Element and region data
● ● ● ● ●
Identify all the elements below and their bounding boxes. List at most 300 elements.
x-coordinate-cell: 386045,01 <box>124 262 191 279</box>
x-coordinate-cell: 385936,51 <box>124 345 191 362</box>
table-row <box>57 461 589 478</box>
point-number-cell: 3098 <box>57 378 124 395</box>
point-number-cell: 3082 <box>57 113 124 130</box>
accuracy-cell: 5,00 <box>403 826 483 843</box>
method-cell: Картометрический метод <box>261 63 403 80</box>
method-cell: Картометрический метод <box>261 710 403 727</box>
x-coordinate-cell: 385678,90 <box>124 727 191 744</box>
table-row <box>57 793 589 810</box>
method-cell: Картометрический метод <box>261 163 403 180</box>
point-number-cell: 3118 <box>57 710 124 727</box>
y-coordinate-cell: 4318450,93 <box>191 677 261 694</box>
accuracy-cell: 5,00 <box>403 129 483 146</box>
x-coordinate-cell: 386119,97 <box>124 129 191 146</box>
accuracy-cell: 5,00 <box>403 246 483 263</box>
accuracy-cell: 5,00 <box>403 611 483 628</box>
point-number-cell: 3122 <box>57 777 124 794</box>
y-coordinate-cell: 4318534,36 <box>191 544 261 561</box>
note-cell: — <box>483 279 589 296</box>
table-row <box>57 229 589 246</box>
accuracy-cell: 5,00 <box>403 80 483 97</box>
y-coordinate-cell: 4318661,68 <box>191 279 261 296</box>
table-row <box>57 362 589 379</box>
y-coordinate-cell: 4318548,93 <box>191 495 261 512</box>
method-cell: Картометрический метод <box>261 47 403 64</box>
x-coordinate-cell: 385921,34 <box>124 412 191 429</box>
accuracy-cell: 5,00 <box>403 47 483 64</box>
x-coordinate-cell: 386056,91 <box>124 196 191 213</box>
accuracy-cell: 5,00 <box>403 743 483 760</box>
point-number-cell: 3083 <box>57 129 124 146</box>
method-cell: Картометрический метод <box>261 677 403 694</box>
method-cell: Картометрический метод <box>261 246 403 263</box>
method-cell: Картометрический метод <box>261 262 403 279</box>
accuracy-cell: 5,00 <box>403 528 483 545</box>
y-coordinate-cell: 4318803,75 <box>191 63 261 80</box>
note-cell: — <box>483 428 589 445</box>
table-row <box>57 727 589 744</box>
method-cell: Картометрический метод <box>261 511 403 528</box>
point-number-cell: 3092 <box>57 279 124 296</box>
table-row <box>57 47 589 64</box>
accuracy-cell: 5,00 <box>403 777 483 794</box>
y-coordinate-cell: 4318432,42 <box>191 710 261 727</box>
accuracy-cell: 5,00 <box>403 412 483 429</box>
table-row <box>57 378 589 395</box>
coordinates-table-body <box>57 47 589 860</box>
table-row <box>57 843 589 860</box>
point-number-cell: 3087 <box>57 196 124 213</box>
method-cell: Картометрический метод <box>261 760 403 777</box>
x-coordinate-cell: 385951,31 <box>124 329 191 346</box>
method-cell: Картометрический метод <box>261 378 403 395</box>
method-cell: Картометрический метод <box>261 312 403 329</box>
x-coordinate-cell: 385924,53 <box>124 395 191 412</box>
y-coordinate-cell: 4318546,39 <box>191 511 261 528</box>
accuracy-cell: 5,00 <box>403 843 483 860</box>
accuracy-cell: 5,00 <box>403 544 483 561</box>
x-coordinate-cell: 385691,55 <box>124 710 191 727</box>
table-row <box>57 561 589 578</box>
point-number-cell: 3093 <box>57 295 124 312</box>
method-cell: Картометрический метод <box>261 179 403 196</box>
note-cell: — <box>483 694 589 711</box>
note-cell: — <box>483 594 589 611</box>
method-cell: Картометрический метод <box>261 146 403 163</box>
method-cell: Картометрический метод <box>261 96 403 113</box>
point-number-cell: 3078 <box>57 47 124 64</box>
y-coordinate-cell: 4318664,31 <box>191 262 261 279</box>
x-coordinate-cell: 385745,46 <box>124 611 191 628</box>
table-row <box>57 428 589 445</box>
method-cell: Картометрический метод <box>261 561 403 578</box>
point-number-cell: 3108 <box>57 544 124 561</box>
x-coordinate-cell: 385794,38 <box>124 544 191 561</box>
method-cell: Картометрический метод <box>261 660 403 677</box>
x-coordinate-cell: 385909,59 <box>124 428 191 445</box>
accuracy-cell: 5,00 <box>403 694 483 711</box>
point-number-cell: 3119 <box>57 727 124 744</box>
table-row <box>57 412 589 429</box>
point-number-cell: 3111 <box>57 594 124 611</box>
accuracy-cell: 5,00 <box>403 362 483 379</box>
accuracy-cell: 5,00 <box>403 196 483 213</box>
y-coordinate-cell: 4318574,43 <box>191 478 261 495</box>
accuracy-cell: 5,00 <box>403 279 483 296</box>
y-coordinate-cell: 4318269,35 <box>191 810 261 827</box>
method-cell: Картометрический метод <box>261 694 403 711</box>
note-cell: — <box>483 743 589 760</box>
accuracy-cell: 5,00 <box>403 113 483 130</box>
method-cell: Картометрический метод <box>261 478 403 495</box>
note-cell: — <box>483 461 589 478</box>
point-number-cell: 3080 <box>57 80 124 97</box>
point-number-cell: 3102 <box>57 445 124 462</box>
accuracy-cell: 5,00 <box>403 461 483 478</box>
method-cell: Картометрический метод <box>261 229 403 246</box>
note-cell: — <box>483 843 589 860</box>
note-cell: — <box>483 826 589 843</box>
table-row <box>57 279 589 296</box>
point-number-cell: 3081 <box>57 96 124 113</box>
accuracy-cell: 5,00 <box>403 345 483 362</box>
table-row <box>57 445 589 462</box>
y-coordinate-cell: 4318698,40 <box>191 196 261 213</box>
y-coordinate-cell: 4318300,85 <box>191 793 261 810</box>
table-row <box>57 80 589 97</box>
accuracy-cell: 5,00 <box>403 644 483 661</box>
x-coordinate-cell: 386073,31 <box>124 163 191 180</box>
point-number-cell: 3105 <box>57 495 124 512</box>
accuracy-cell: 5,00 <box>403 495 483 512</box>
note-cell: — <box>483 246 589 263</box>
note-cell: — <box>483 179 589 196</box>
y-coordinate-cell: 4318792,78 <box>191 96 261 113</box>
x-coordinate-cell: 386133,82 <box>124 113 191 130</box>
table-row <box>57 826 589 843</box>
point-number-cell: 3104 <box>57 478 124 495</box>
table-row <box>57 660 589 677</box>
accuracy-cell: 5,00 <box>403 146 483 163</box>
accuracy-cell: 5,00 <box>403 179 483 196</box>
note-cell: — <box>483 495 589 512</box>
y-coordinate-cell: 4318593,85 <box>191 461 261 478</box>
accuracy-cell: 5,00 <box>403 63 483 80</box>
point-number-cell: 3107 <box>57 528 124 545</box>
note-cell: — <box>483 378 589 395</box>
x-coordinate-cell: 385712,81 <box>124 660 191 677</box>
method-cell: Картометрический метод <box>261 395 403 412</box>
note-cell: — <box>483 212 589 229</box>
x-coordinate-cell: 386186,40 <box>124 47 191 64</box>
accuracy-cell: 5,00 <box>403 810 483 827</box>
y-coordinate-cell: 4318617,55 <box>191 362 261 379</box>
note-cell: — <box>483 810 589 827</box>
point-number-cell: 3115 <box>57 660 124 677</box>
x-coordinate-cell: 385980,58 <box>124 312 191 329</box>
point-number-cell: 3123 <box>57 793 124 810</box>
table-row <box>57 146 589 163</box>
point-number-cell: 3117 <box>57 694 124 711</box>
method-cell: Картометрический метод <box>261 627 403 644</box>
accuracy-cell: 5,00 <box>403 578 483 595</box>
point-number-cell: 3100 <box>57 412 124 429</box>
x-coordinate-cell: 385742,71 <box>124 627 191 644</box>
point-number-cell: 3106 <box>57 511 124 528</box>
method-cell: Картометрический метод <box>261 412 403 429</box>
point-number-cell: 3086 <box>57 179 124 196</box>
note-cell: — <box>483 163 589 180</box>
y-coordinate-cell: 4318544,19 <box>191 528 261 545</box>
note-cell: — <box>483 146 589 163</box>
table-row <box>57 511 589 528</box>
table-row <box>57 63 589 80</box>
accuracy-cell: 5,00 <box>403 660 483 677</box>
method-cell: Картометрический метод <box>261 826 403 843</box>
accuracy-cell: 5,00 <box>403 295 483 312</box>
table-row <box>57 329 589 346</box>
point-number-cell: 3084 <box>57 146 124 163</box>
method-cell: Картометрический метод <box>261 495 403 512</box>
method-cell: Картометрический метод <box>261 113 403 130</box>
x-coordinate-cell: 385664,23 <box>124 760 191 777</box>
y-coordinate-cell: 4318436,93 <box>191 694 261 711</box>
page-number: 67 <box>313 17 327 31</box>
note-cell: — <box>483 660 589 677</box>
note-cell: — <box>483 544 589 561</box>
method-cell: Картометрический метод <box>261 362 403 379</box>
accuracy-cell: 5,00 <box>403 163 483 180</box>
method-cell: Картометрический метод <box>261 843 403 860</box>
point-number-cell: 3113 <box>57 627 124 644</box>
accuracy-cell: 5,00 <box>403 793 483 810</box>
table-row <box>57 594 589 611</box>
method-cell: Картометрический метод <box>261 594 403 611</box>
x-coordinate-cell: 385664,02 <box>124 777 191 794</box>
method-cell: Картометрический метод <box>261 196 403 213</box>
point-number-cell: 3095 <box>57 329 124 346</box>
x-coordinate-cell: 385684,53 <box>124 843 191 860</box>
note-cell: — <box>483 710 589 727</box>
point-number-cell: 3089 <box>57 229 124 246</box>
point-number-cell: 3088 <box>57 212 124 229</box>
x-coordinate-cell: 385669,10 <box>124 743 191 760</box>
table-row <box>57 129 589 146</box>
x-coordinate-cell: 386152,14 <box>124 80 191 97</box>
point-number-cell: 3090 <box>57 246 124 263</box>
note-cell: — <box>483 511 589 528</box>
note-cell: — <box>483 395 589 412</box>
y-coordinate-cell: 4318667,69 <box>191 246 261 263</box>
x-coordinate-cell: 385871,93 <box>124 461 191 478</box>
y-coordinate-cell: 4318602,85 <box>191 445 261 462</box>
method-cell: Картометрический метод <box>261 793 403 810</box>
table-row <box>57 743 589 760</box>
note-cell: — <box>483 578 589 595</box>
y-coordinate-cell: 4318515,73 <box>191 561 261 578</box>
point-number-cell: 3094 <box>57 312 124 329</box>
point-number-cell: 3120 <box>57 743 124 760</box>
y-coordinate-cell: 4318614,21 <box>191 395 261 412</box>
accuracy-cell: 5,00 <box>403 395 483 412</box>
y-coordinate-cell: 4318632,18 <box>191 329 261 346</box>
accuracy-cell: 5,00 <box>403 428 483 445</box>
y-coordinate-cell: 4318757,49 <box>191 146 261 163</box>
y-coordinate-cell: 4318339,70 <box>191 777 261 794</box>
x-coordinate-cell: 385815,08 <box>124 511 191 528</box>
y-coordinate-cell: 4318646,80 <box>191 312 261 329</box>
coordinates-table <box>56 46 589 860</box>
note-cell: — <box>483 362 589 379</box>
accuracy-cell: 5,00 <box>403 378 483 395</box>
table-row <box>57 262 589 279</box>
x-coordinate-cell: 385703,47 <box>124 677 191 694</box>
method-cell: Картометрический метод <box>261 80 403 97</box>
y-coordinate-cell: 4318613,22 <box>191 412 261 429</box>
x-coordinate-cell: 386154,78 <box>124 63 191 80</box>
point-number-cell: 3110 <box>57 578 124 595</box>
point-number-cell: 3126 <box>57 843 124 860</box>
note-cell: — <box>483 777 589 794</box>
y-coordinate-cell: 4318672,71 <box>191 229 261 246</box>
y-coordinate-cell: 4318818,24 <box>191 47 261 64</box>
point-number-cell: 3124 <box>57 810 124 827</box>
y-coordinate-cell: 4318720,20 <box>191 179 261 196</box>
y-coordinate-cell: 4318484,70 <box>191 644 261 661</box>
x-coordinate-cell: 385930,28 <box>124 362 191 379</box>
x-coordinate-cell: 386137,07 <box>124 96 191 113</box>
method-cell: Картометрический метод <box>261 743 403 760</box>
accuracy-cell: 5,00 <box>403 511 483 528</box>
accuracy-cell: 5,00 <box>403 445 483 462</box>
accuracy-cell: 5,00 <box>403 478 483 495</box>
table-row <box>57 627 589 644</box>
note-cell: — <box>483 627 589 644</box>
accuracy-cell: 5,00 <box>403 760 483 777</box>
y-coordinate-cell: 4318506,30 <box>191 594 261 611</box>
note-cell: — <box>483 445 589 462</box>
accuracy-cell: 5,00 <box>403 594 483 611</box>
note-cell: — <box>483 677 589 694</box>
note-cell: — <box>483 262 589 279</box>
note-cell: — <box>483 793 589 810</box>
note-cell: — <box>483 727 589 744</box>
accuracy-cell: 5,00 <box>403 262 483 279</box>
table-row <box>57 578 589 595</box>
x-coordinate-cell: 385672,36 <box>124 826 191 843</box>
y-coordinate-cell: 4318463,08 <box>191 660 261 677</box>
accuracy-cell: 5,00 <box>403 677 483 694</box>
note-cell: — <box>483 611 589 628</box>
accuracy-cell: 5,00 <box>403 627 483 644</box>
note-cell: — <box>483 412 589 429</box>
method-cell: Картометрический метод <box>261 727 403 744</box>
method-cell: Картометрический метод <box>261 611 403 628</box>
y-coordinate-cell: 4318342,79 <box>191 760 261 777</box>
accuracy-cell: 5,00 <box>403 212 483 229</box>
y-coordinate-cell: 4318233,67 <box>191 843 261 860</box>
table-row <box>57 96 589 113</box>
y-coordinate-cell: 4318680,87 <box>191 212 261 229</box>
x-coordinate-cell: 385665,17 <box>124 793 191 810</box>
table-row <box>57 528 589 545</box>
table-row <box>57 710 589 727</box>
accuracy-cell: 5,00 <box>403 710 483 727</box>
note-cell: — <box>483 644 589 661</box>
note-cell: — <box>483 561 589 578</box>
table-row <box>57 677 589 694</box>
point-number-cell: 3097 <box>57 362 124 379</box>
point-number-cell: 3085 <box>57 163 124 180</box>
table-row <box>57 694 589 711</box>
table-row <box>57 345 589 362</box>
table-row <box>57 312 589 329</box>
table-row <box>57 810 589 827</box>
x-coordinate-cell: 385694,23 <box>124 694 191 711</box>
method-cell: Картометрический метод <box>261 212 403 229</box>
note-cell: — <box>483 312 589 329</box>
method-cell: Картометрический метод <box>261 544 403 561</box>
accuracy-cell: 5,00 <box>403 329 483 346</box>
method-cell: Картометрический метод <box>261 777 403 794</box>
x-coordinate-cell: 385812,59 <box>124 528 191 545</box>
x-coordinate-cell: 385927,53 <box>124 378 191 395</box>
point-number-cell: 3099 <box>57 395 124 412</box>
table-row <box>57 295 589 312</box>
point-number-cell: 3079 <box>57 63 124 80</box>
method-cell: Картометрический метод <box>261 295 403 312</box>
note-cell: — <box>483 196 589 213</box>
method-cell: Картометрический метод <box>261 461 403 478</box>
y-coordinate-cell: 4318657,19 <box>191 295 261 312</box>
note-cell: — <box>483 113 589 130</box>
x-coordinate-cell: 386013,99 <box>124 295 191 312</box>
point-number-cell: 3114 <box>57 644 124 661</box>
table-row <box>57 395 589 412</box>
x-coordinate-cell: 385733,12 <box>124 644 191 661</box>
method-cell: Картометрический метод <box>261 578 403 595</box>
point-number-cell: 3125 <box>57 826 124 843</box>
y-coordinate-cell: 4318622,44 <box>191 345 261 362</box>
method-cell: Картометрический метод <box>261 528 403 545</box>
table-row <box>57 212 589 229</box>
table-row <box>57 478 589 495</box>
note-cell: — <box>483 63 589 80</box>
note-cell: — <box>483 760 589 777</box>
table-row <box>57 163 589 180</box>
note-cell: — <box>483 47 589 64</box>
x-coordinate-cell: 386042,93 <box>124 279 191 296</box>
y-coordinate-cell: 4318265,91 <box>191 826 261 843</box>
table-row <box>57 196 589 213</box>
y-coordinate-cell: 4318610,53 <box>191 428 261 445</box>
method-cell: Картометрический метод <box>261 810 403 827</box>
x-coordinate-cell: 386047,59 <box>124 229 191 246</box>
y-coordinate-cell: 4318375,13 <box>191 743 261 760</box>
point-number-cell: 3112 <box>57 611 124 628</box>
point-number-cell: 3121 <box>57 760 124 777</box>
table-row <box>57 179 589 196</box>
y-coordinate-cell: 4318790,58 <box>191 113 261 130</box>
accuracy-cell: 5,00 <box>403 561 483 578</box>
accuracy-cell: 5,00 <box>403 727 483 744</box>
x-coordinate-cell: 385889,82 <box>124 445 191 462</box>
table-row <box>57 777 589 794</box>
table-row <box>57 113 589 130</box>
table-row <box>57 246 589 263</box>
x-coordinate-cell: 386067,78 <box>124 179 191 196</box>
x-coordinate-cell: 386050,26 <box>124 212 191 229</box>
● ● ● ● ●
§ **THE EXERCISE**: Can you express the listing above as a Markdown table with the columns Row and Line, covering everything from its first line down to the line containing "method-cell: Картометрический метод <box>261 47 403", both included, with blank lines left out?

§ **RESPONSE TO THIS TASK**:
| Row | Line |
|---|---|
| 1 | Identify all the elements below and their bounding boxes. List at most 300 elements. |
| 2 | x-coordinate-cell: 386045,01 <box>124 262 191 279</box> |
| 3 | x-coordinate-cell: 385936,51 <box>124 345 191 362</box> |
| 4 | table-row <box>57 461 589 478</box> |
| 5 | point-number-cell: 3098 <box>57 378 124 395</box> |
| 6 | point-number-cell: 3082 <box>57 113 124 130</box> |
| 7 | accuracy-cell: 5,00 <box>403 826 483 843</box> |
| 8 | method-cell: Картометрический метод <box>261 63 403 80</box> |
| 9 | method-cell: Картометрический метод <box>261 710 403 727</box> |
| 10 | x-coordinate-cell: 385678,90 <box>124 727 191 744</box> |
| 11 | table-row <box>57 793 589 810</box> |
| 12 | method-cell: Картометрический метод <box>261 163 403 180</box> |
| 13 | point-number-cell: 3118 <box>57 710 124 727</box> |
| 14 | y-coordinate-cell: 4318450,93 <box>191 677 261 694</box> |
| 15 | accuracy-cell: 5,00 <box>403 129 483 146</box> |
| 16 | x-coordinate-cell: 386119,97 <box>124 129 191 146</box> |
| 17 | accuracy-cell: 5,00 <box>403 246 483 263</box> |
| 18 | accuracy-cell: 5,00 <box>403 611 483 628</box> |
| 19 | point-number-cell: 3122 <box>57 777 124 794</box> |
| 20 | y-coordinate-cell: 4318534,36 <box>191 544 261 561</box> |
| 21 | note-cell: — <box>483 279 589 296</box> |
| 22 | table-row <box>57 229 589 246</box> |
| 23 | accuracy-cell: 5,00 <box>403 80 483 97</box> |
| 24 | y-coordinate-cell: 4318661,68 <box>191 279 261 296</box> |
| 25 | table-row <box>57 362 589 379</box> |
| 26 | y-coordinate-cell: 4318548,93 <box>191 495 261 512</box> |
| 27 | method-cell: Картометрический метод <box>261 47 403 64</box> |